# start of Records for this task

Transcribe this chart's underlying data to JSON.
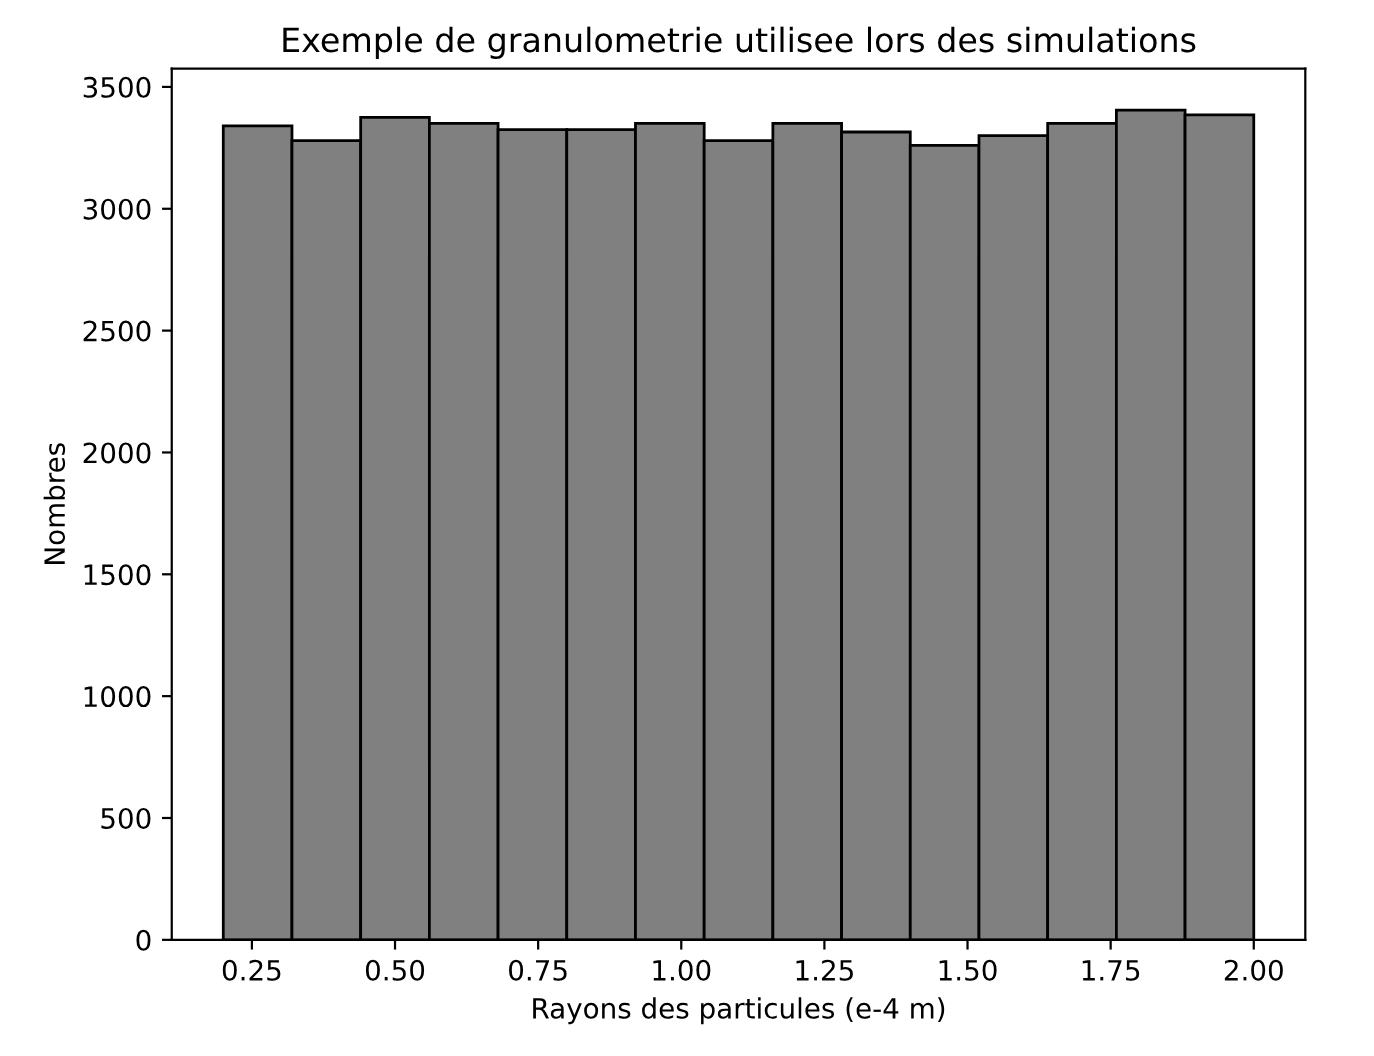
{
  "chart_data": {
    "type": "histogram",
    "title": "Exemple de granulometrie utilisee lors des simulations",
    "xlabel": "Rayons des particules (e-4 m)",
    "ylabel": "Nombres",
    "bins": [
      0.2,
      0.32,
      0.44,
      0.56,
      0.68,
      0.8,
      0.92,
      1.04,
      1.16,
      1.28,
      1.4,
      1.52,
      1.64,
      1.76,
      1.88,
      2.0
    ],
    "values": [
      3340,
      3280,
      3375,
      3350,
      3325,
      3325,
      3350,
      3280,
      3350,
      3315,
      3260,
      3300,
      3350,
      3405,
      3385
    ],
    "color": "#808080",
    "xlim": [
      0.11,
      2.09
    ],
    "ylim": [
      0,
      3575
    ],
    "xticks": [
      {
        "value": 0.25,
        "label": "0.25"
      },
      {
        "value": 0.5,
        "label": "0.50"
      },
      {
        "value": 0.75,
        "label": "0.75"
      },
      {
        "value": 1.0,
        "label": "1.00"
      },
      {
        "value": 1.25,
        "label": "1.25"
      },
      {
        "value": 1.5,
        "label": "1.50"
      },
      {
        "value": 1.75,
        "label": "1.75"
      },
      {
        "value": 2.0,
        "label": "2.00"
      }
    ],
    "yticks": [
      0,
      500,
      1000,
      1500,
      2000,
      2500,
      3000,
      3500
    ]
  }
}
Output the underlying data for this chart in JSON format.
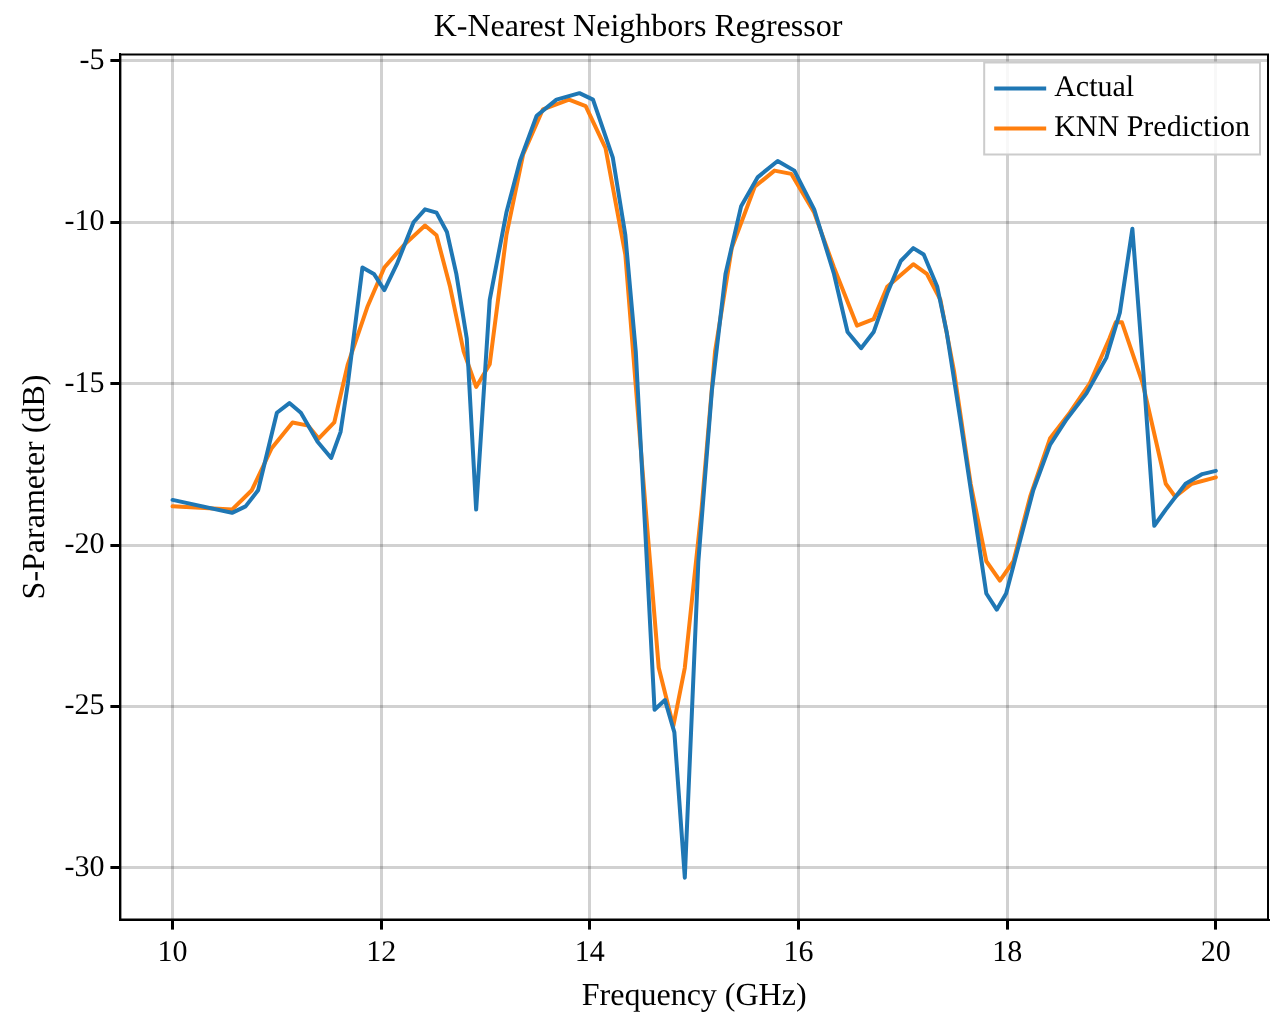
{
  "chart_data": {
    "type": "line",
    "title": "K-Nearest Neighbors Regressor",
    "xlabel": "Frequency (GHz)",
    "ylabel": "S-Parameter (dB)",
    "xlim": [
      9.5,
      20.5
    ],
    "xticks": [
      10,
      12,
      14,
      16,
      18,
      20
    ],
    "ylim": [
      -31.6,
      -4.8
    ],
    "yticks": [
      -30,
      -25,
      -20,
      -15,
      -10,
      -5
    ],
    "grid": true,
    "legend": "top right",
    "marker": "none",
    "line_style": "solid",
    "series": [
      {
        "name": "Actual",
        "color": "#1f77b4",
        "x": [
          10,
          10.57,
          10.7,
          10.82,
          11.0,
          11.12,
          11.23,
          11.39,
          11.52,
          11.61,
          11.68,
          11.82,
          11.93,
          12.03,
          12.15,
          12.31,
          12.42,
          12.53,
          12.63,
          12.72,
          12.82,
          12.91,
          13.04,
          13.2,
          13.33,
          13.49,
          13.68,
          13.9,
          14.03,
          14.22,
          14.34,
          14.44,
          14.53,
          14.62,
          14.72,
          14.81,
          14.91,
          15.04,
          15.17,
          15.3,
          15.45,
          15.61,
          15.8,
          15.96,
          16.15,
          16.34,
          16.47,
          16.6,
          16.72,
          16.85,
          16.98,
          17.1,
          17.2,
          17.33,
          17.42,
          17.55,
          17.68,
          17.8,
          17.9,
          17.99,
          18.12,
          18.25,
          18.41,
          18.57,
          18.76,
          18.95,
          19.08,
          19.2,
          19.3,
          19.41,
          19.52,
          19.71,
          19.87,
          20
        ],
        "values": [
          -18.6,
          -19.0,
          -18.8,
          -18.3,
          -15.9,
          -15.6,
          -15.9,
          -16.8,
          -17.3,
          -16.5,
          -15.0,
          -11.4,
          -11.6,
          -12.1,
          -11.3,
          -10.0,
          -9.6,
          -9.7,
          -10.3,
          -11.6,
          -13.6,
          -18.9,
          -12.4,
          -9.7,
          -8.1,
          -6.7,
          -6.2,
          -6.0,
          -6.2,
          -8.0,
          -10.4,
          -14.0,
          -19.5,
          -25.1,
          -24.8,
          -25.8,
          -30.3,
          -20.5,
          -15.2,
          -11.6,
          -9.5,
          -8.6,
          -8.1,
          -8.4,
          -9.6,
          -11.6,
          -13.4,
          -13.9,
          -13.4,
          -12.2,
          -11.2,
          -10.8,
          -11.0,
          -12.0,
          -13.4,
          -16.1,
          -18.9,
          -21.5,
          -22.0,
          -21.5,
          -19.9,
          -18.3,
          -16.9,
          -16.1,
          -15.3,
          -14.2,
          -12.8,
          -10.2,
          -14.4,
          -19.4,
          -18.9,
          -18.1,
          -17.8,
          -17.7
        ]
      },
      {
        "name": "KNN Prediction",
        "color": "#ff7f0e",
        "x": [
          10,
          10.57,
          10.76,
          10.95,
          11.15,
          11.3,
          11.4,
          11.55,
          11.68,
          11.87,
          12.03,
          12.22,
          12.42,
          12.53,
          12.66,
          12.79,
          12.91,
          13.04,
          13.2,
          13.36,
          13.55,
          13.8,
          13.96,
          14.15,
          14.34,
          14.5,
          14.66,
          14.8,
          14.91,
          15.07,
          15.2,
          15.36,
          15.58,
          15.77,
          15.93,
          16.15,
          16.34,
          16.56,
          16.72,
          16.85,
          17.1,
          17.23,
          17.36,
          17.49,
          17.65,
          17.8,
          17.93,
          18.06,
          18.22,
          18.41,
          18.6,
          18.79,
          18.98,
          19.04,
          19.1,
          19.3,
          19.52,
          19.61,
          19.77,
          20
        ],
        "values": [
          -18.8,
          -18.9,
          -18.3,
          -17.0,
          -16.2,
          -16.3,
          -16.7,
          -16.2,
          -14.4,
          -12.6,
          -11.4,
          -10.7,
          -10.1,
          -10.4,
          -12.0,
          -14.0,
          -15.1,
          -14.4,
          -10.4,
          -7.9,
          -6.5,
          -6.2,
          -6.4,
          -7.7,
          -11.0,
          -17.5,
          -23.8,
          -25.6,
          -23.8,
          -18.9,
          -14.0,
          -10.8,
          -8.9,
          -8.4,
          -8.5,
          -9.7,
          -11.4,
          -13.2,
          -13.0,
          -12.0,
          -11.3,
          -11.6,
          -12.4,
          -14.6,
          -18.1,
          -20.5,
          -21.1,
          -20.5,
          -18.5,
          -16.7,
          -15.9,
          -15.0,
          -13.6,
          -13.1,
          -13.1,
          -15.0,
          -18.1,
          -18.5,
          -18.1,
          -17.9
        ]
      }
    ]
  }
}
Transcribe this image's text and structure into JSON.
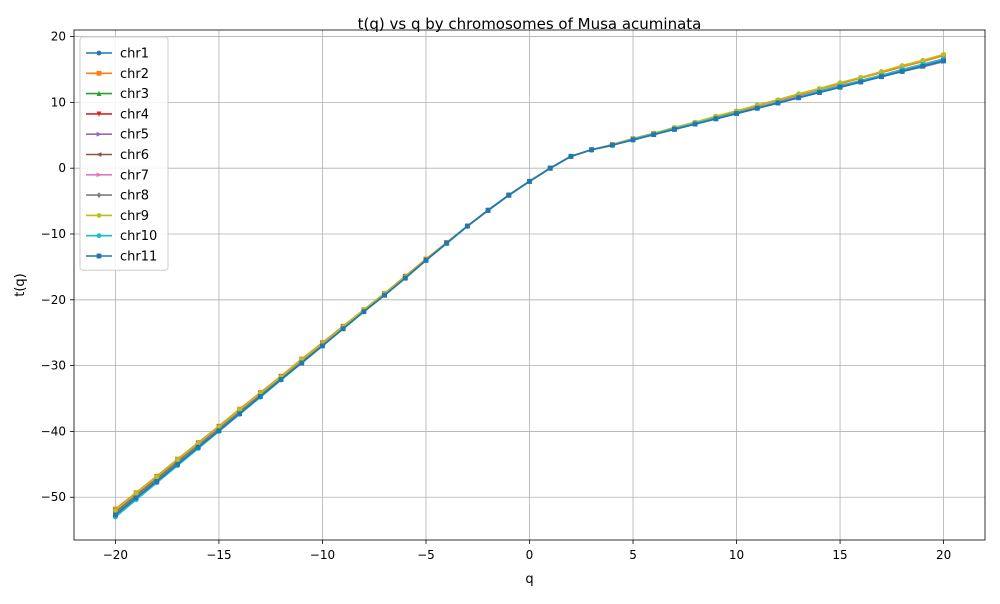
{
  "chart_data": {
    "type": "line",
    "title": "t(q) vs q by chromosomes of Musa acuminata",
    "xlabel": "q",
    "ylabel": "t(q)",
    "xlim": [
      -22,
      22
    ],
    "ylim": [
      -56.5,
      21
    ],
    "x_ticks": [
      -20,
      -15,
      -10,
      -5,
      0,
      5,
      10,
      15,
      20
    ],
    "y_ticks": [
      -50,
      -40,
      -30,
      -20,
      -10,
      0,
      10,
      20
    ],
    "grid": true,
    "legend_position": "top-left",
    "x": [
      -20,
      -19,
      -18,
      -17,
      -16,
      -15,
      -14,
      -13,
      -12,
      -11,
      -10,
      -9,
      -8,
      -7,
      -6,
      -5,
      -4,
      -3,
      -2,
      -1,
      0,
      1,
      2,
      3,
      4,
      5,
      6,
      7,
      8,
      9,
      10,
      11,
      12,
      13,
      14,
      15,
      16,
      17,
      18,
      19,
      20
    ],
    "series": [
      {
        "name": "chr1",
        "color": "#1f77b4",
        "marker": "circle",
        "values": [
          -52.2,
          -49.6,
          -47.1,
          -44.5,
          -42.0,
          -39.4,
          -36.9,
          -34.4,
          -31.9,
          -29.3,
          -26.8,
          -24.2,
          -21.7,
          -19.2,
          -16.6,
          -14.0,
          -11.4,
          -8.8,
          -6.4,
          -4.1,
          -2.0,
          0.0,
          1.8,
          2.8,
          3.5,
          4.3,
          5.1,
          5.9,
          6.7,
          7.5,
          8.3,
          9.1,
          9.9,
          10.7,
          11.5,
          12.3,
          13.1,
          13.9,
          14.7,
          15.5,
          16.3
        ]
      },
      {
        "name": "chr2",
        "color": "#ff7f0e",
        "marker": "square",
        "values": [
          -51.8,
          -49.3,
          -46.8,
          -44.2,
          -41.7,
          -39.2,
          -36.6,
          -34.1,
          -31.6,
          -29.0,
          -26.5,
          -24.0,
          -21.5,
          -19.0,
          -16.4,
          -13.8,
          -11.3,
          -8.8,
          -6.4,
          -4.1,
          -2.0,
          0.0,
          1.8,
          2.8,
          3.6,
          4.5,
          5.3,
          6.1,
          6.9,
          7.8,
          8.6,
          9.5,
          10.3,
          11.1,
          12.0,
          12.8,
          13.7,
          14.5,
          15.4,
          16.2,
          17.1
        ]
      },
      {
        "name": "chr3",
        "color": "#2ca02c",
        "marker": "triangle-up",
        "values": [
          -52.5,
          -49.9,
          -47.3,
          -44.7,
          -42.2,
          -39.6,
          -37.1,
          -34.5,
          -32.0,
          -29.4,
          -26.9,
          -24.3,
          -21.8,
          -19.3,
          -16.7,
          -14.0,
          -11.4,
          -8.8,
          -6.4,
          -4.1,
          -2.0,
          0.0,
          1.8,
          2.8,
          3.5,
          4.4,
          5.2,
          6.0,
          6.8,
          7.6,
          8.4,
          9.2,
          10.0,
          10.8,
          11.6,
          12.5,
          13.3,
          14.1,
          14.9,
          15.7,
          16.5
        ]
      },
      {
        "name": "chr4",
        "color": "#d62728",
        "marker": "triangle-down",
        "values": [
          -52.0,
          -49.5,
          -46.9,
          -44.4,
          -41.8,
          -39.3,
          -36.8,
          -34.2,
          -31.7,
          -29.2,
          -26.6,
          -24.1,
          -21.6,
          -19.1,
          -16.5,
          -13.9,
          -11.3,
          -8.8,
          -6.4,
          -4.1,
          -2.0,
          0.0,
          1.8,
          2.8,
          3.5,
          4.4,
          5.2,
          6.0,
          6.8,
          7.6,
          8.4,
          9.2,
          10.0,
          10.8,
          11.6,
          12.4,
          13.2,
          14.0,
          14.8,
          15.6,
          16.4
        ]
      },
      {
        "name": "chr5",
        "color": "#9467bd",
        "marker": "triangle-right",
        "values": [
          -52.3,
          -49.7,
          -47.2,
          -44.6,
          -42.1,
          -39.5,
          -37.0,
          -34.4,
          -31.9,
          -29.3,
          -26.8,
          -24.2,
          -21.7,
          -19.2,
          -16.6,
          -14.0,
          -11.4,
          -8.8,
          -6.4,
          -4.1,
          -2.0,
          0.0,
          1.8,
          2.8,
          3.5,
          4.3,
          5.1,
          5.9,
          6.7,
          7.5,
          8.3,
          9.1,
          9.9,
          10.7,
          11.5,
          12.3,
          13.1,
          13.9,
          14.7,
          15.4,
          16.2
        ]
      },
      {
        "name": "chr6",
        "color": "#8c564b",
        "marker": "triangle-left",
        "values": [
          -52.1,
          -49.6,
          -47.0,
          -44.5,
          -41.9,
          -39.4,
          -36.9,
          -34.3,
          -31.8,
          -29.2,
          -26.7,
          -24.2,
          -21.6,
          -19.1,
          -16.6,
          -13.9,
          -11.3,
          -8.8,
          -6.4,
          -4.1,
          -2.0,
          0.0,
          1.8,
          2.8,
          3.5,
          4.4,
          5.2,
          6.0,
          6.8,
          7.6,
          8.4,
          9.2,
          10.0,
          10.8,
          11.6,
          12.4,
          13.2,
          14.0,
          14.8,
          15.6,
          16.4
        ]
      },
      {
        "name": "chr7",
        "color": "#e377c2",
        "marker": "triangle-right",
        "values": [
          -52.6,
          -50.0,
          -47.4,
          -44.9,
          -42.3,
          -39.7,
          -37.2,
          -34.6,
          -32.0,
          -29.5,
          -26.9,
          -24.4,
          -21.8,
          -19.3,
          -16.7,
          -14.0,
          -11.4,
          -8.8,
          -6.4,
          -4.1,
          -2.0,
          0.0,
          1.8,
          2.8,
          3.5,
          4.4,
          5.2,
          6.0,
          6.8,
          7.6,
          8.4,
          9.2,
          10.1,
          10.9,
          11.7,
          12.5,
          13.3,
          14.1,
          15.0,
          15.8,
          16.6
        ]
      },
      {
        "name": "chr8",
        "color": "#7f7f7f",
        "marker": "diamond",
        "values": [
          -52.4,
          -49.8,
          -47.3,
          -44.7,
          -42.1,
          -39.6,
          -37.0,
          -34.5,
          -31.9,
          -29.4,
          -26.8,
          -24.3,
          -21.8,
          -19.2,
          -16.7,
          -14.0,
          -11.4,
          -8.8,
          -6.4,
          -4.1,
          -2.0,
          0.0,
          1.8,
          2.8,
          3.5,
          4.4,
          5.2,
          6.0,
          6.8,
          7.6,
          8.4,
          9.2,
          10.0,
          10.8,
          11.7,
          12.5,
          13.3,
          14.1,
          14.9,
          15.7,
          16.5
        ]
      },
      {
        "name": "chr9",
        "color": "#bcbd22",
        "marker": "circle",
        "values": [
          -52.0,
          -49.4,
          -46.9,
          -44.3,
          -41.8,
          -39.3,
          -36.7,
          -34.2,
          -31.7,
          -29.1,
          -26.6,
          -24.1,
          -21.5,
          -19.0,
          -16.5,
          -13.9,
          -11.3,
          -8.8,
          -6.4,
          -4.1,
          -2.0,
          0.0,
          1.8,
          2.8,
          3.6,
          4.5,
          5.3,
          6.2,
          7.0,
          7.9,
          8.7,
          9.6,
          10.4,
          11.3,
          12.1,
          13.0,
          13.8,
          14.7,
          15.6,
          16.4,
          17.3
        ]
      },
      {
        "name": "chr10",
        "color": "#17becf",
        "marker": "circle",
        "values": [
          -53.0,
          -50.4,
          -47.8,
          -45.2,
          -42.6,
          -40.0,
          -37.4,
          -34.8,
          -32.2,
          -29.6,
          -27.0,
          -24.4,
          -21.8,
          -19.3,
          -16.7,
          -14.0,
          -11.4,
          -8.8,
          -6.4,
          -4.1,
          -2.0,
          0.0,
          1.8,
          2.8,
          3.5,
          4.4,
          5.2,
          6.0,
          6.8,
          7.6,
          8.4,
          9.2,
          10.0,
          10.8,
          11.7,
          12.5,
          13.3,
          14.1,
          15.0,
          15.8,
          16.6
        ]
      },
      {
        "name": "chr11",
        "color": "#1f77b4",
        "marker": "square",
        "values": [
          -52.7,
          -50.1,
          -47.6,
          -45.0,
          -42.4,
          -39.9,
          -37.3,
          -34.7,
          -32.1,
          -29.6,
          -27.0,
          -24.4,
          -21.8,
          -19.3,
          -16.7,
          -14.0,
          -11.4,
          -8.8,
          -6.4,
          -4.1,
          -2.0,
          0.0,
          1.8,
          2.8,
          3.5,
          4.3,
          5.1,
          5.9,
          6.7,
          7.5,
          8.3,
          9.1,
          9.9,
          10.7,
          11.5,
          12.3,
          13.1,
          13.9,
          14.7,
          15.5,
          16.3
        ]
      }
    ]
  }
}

# end of Records for this task

Given request:
Say, as a bare number, how many lines in the entries above include the string "underlying".

Task output:
2